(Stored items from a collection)
^^^^^^^^
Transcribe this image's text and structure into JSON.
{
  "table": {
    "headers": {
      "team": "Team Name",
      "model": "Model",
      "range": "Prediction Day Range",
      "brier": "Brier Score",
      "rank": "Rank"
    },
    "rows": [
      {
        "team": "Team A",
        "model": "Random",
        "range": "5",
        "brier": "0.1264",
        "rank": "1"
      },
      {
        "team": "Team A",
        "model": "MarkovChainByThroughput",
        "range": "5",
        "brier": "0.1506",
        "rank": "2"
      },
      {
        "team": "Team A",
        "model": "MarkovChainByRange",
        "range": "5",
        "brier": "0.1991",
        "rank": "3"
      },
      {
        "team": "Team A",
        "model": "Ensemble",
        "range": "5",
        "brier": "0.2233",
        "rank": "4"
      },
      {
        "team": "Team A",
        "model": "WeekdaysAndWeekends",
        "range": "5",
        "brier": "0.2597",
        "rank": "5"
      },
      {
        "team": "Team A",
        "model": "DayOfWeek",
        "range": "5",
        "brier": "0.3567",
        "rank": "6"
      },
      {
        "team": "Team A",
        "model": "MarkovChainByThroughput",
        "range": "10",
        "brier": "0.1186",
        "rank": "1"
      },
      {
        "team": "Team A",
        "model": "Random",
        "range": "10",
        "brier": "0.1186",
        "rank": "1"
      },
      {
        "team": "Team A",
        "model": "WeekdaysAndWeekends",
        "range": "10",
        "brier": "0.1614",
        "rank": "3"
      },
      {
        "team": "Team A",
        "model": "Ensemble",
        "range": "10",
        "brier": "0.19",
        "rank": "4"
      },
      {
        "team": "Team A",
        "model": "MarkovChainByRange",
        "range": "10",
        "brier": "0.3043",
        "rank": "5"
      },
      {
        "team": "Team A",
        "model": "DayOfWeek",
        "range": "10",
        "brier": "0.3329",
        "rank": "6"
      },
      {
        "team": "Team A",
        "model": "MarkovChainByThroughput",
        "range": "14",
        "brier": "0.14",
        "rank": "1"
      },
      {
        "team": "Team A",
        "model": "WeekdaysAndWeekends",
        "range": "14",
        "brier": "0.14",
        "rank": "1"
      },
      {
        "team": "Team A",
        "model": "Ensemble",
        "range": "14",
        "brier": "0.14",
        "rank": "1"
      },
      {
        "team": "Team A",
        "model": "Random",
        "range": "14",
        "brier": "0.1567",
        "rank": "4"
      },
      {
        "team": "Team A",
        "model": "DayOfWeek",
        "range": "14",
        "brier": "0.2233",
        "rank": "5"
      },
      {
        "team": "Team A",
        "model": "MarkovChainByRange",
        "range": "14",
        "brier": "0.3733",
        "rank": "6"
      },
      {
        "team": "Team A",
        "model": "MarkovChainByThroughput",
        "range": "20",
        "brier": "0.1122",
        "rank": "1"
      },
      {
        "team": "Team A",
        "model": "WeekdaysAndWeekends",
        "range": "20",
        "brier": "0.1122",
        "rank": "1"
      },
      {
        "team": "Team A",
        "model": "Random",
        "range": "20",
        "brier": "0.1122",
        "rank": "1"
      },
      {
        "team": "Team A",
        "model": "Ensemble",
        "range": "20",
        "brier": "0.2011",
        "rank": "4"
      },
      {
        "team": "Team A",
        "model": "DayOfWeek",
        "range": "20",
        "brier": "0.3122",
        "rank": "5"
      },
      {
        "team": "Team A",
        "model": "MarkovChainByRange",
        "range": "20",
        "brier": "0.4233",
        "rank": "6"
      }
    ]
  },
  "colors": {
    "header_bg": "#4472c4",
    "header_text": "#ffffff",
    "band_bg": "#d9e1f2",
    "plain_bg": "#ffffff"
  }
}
^^^^^^^^
▶ [TASK REQUIREMENTS]:
Your task is to repeat the data exactly; please include every line.

▶ [RESULT FOR THIS TASK]:
Transcribe this image's text and structure into JSON.
{
  "table": {
    "headers": {
      "team": "Team Name",
      "model": "Model",
      "range": "Prediction Day Range",
      "brier": "Brier Score",
      "rank": "Rank"
    },
    "rows": [
      {
        "team": "Team A",
        "model": "Random",
        "range": "5",
        "brier": "0.1264",
        "rank": "1"
      },
      {
        "team": "Team A",
        "model": "MarkovChainByThroughput",
        "range": "5",
        "brier": "0.1506",
        "rank": "2"
      },
      {
        "team": "Team A",
        "model": "MarkovChainByRange",
        "range": "5",
        "brier": "0.1991",
        "rank": "3"
      },
      {
        "team": "Team A",
        "model": "Ensemble",
        "range": "5",
        "brier": "0.2233",
        "rank": "4"
      },
      {
        "team": "Team A",
        "model": "WeekdaysAndWeekends",
        "range": "5",
        "brier": "0.2597",
        "rank": "5"
      },
      {
        "team": "Team A",
        "model": "DayOfWeek",
        "range": "5",
        "brier": "0.3567",
        "rank": "6"
      },
      {
        "team": "Team A",
        "model": "MarkovChainByThroughput",
        "range": "10",
        "brier": "0.1186",
        "rank": "1"
      },
      {
        "team": "Team A",
        "model": "Random",
        "range": "10",
        "brier": "0.1186",
        "rank": "1"
      },
      {
        "team": "Team A",
        "model": "WeekdaysAndWeekends",
        "range": "10",
        "brier": "0.1614",
        "rank": "3"
      },
      {
        "team": "Team A",
        "model": "Ensemble",
        "range": "10",
        "brier": "0.19",
        "rank": "4"
      },
      {
        "team": "Team A",
        "model": "MarkovChainByRange",
        "range": "10",
        "brier": "0.3043",
        "rank": "5"
      },
      {
        "team": "Team A",
        "model": "DayOfWeek",
        "range": "10",
        "brier": "0.3329",
        "rank": "6"
      },
      {
        "team": "Team A",
        "model": "MarkovChainByThroughput",
        "range": "14",
        "brier": "0.14",
        "rank": "1"
      },
      {
        "team": "Team A",
        "model": "WeekdaysAndWeekends",
        "range": "14",
        "brier": "0.14",
        "rank": "1"
      },
      {
        "team": "Team A",
        "model": "Ensemble",
        "range": "14",
        "brier": "0.14",
        "rank": "1"
      },
      {
        "team": "Team A",
        "model": "Random",
        "range": "14",
        "brier": "0.1567",
        "rank": "4"
      },
      {
        "team": "Team A",
        "model": "DayOfWeek",
        "range": "14",
        "brier": "0.2233",
        "rank": "5"
      },
      {
        "team": "Team A",
        "model": "MarkovChainByRange",
        "range": "14",
        "brier": "0.3733",
        "rank": "6"
      },
      {
        "team": "Team A",
        "model": "MarkovChainByThroughput",
        "range": "20",
        "brier": "0.1122",
        "rank": "1"
      },
      {
        "team": "Team A",
        "model": "WeekdaysAndWeekends",
        "range": "20",
        "brier": "0.1122",
        "rank": "1"
      },
      {
        "team": "Team A",
        "model": "Random",
        "range": "20",
        "brier": "0.1122",
        "rank": "1"
      },
      {
        "team": "Team A",
        "model": "Ensemble",
        "range": "20",
        "brier": "0.2011",
        "rank": "4"
      },
      {
        "team": "Team A",
        "model": "DayOfWeek",
        "range": "20",
        "brier": "0.3122",
        "rank": "5"
      },
      {
        "team": "Team A",
        "model": "MarkovChainByRange",
        "range": "20",
        "brier": "0.4233",
        "rank": "6"
      }
    ]
  },
  "colors": {
    "header_bg": "#4472c4",
    "header_text": "#ffffff",
    "band_bg": "#d9e1f2",
    "plain_bg": "#ffffff"
  }
}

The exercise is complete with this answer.